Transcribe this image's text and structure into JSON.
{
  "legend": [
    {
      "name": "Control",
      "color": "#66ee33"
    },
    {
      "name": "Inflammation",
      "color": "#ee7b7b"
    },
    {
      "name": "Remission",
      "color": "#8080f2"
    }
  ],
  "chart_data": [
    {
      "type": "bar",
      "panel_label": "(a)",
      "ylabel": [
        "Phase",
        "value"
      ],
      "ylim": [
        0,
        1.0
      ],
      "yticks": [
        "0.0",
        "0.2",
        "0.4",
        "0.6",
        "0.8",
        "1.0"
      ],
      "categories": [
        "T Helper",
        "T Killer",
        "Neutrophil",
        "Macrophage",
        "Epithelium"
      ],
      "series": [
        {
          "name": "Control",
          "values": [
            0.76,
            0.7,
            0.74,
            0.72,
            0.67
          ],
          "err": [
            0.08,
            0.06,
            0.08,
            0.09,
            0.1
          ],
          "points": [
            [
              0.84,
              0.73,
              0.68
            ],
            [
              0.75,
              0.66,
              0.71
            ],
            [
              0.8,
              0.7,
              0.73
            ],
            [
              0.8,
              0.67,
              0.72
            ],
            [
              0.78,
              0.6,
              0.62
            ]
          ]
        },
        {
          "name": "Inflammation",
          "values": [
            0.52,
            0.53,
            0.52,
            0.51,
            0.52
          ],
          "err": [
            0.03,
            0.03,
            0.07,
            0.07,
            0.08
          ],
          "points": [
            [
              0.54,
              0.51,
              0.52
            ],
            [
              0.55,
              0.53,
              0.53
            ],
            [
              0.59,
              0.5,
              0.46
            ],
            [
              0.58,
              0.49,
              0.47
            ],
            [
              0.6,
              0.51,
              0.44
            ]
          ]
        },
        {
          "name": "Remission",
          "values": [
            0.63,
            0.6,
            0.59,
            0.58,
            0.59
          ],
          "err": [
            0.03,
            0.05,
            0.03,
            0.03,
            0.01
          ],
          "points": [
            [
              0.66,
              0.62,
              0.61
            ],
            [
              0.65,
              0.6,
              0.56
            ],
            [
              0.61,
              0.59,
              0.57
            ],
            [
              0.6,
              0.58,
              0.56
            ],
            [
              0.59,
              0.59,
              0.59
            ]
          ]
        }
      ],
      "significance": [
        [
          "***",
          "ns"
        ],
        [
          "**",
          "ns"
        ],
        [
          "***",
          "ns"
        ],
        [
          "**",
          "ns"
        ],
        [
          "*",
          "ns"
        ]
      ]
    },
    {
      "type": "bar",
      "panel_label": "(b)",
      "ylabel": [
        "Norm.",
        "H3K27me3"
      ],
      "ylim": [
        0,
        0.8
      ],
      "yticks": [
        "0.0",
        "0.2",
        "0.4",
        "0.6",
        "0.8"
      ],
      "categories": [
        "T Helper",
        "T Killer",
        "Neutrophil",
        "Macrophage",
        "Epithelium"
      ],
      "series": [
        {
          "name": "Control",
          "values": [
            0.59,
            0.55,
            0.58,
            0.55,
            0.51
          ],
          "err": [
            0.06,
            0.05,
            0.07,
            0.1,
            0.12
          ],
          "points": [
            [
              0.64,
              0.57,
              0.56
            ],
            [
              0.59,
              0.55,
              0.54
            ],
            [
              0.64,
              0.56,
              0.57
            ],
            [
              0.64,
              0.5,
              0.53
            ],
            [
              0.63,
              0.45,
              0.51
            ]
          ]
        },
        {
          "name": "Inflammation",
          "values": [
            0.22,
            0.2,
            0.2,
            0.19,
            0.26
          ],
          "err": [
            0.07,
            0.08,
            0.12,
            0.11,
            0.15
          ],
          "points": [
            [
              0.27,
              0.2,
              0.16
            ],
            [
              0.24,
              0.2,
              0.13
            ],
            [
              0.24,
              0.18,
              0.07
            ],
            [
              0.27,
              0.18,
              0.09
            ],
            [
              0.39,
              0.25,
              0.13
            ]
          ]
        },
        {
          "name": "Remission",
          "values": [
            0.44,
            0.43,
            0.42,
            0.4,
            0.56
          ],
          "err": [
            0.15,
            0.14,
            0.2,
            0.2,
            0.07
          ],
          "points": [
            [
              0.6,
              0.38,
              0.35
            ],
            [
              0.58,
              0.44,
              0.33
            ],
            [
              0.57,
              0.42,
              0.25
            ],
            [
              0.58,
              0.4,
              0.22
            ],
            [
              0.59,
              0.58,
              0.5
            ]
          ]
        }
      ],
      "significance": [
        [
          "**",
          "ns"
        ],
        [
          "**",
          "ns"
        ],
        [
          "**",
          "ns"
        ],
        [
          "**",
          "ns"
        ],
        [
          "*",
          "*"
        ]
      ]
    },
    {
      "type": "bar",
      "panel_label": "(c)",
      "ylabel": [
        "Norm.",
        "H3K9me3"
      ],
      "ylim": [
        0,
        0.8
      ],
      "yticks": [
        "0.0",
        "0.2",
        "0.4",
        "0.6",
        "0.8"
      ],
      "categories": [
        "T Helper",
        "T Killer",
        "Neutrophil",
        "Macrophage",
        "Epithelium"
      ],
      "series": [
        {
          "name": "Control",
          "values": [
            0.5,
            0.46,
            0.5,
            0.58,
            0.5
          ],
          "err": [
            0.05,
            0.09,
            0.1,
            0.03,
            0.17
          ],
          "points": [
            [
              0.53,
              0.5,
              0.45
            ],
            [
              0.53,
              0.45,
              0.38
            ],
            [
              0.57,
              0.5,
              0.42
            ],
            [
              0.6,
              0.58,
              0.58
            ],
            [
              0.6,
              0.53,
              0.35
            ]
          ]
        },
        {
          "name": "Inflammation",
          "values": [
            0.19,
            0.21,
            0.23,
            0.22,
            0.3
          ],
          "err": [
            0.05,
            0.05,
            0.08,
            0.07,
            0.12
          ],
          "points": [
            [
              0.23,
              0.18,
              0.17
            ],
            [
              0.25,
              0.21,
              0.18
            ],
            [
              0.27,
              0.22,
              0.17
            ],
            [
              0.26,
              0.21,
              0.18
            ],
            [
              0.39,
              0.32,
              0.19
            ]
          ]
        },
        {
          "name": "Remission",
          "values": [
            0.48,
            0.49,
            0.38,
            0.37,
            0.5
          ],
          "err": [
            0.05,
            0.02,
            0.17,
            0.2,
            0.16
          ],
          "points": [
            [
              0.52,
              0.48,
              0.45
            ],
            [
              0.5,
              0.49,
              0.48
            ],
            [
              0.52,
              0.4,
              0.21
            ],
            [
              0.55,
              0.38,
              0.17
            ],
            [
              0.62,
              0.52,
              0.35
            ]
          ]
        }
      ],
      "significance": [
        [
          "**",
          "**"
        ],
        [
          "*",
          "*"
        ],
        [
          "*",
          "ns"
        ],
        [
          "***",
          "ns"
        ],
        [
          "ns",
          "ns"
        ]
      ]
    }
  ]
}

# [Prompt]
Write out every line from the records above, word for word.

# [Solution]
Transcribe this image's text and structure into JSON.
{
  "legend": [
    {
      "name": "Control",
      "color": "#66ee33"
    },
    {
      "name": "Inflammation",
      "color": "#ee7b7b"
    },
    {
      "name": "Remission",
      "color": "#8080f2"
    }
  ],
  "chart_data": [
    {
      "type": "bar",
      "panel_label": "(a)",
      "ylabel": [
        "Phase",
        "value"
      ],
      "ylim": [
        0,
        1.0
      ],
      "yticks": [
        "0.0",
        "0.2",
        "0.4",
        "0.6",
        "0.8",
        "1.0"
      ],
      "categories": [
        "T Helper",
        "T Killer",
        "Neutrophil",
        "Macrophage",
        "Epithelium"
      ],
      "series": [
        {
          "name": "Control",
          "values": [
            0.76,
            0.7,
            0.74,
            0.72,
            0.67
          ],
          "err": [
            0.08,
            0.06,
            0.08,
            0.09,
            0.1
          ],
          "points": [
            [
              0.84,
              0.73,
              0.68
            ],
            [
              0.75,
              0.66,
              0.71
            ],
            [
              0.8,
              0.7,
              0.73
            ],
            [
              0.8,
              0.67,
              0.72
            ],
            [
              0.78,
              0.6,
              0.62
            ]
          ]
        },
        {
          "name": "Inflammation",
          "values": [
            0.52,
            0.53,
            0.52,
            0.51,
            0.52
          ],
          "err": [
            0.03,
            0.03,
            0.07,
            0.07,
            0.08
          ],
          "points": [
            [
              0.54,
              0.51,
              0.52
            ],
            [
              0.55,
              0.53,
              0.53
            ],
            [
              0.59,
              0.5,
              0.46
            ],
            [
              0.58,
              0.49,
              0.47
            ],
            [
              0.6,
              0.51,
              0.44
            ]
          ]
        },
        {
          "name": "Remission",
          "values": [
            0.63,
            0.6,
            0.59,
            0.58,
            0.59
          ],
          "err": [
            0.03,
            0.05,
            0.03,
            0.03,
            0.01
          ],
          "points": [
            [
              0.66,
              0.62,
              0.61
            ],
            [
              0.65,
              0.6,
              0.56
            ],
            [
              0.61,
              0.59,
              0.57
            ],
            [
              0.6,
              0.58,
              0.56
            ],
            [
              0.59,
              0.59,
              0.59
            ]
          ]
        }
      ],
      "significance": [
        [
          "***",
          "ns"
        ],
        [
          "**",
          "ns"
        ],
        [
          "***",
          "ns"
        ],
        [
          "**",
          "ns"
        ],
        [
          "*",
          "ns"
        ]
      ]
    },
    {
      "type": "bar",
      "panel_label": "(b)",
      "ylabel": [
        "Norm.",
        "H3K27me3"
      ],
      "ylim": [
        0,
        0.8
      ],
      "yticks": [
        "0.0",
        "0.2",
        "0.4",
        "0.6",
        "0.8"
      ],
      "categories": [
        "T Helper",
        "T Killer",
        "Neutrophil",
        "Macrophage",
        "Epithelium"
      ],
      "series": [
        {
          "name": "Control",
          "values": [
            0.59,
            0.55,
            0.58,
            0.55,
            0.51
          ],
          "err": [
            0.06,
            0.05,
            0.07,
            0.1,
            0.12
          ],
          "points": [
            [
              0.64,
              0.57,
              0.56
            ],
            [
              0.59,
              0.55,
              0.54
            ],
            [
              0.64,
              0.56,
              0.57
            ],
            [
              0.64,
              0.5,
              0.53
            ],
            [
              0.63,
              0.45,
              0.51
            ]
          ]
        },
        {
          "name": "Inflammation",
          "values": [
            0.22,
            0.2,
            0.2,
            0.19,
            0.26
          ],
          "err": [
            0.07,
            0.08,
            0.12,
            0.11,
            0.15
          ],
          "points": [
            [
              0.27,
              0.2,
              0.16
            ],
            [
              0.24,
              0.2,
              0.13
            ],
            [
              0.24,
              0.18,
              0.07
            ],
            [
              0.27,
              0.18,
              0.09
            ],
            [
              0.39,
              0.25,
              0.13
            ]
          ]
        },
        {
          "name": "Remission",
          "values": [
            0.44,
            0.43,
            0.42,
            0.4,
            0.56
          ],
          "err": [
            0.15,
            0.14,
            0.2,
            0.2,
            0.07
          ],
          "points": [
            [
              0.6,
              0.38,
              0.35
            ],
            [
              0.58,
              0.44,
              0.33
            ],
            [
              0.57,
              0.42,
              0.25
            ],
            [
              0.58,
              0.4,
              0.22
            ],
            [
              0.59,
              0.58,
              0.5
            ]
          ]
        }
      ],
      "significance": [
        [
          "**",
          "ns"
        ],
        [
          "**",
          "ns"
        ],
        [
          "**",
          "ns"
        ],
        [
          "**",
          "ns"
        ],
        [
          "*",
          "*"
        ]
      ]
    },
    {
      "type": "bar",
      "panel_label": "(c)",
      "ylabel": [
        "Norm.",
        "H3K9me3"
      ],
      "ylim": [
        0,
        0.8
      ],
      "yticks": [
        "0.0",
        "0.2",
        "0.4",
        "0.6",
        "0.8"
      ],
      "categories": [
        "T Helper",
        "T Killer",
        "Neutrophil",
        "Macrophage",
        "Epithelium"
      ],
      "series": [
        {
          "name": "Control",
          "values": [
            0.5,
            0.46,
            0.5,
            0.58,
            0.5
          ],
          "err": [
            0.05,
            0.09,
            0.1,
            0.03,
            0.17
          ],
          "points": [
            [
              0.53,
              0.5,
              0.45
            ],
            [
              0.53,
              0.45,
              0.38
            ],
            [
              0.57,
              0.5,
              0.42
            ],
            [
              0.6,
              0.58,
              0.58
            ],
            [
              0.6,
              0.53,
              0.35
            ]
          ]
        },
        {
          "name": "Inflammation",
          "values": [
            0.19,
            0.21,
            0.23,
            0.22,
            0.3
          ],
          "err": [
            0.05,
            0.05,
            0.08,
            0.07,
            0.12
          ],
          "points": [
            [
              0.23,
              0.18,
              0.17
            ],
            [
              0.25,
              0.21,
              0.18
            ],
            [
              0.27,
              0.22,
              0.17
            ],
            [
              0.26,
              0.21,
              0.18
            ],
            [
              0.39,
              0.32,
              0.19
            ]
          ]
        },
        {
          "name": "Remission",
          "values": [
            0.48,
            0.49,
            0.38,
            0.37,
            0.5
          ],
          "err": [
            0.05,
            0.02,
            0.17,
            0.2,
            0.16
          ],
          "points": [
            [
              0.52,
              0.48,
              0.45
            ],
            [
              0.5,
              0.49,
              0.48
            ],
            [
              0.52,
              0.4,
              0.21
            ],
            [
              0.55,
              0.38,
              0.17
            ],
            [
              0.62,
              0.52,
              0.35
            ]
          ]
        }
      ],
      "significance": [
        [
          "**",
          "**"
        ],
        [
          "*",
          "*"
        ],
        [
          "*",
          "ns"
        ],
        [
          "***",
          "ns"
        ],
        [
          "ns",
          "ns"
        ]
      ]
    }
  ]
}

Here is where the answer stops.